_Brief_.
Lines containing the word "Actividad" should be extracted in full.

-- START Provided records --

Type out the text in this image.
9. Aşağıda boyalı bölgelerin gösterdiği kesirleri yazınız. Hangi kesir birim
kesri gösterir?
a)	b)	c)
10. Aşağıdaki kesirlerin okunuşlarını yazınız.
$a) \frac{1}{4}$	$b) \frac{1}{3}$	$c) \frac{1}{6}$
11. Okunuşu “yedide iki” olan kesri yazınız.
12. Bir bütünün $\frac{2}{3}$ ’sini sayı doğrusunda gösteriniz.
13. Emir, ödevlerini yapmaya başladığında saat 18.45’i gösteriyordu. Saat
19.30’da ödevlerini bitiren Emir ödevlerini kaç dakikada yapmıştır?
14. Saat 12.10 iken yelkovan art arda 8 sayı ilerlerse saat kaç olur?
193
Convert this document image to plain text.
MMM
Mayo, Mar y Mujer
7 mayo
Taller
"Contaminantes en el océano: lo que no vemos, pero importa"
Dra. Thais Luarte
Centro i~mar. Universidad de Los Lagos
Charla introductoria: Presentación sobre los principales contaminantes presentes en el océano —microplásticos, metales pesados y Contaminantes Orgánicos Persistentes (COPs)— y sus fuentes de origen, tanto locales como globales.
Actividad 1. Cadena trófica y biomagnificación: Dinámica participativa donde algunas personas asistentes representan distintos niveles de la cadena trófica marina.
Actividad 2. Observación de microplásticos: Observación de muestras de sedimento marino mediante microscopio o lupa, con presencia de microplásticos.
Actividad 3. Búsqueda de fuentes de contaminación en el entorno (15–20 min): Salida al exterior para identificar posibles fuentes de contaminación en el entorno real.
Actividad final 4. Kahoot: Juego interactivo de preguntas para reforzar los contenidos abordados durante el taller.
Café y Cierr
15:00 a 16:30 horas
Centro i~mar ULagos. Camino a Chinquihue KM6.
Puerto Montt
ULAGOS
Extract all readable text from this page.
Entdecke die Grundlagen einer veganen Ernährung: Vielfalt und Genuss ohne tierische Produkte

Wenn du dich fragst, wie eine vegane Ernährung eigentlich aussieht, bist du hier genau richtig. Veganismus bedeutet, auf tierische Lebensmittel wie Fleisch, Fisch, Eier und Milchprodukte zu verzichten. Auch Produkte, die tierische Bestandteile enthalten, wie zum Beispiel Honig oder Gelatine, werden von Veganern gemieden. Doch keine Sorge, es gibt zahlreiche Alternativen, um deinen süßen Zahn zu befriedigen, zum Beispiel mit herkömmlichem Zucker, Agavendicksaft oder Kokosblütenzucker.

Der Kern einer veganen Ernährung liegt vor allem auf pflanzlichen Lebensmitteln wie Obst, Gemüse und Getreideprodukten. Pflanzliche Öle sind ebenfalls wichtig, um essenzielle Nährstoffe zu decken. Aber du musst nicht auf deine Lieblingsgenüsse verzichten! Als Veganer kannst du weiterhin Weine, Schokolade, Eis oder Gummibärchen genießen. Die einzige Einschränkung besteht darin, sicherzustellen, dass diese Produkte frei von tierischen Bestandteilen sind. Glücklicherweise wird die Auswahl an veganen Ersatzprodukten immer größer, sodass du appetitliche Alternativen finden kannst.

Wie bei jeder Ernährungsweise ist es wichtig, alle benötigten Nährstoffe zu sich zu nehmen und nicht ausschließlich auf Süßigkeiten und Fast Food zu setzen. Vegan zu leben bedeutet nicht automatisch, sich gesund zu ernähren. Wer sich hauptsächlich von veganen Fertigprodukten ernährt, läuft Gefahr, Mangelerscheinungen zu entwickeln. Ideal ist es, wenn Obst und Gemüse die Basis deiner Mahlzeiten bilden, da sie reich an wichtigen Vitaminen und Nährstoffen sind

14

-- END Provided records --

_Worked answer_.
Actividad 1. Cadena trófica y biomagnificación: Dinámica participativa donde algunas personas asistentes representan distintos niveles de la cadena trófica marina.
Actividad 2. Observación de microplásticos: Observación de muestras de sedimento marino mediante microscopio o lupa, con presencia de microplásticos.
Actividad 3. Búsqueda de fuentes de contaminación en el entorno (15–20 min): Salida al exterior para identificar posibles fuentes de contaminación en el entorno real.
Actividad final 4. Kahoot: Juego interactivo de preguntas para reforzar los contenidos abordados durante el taller.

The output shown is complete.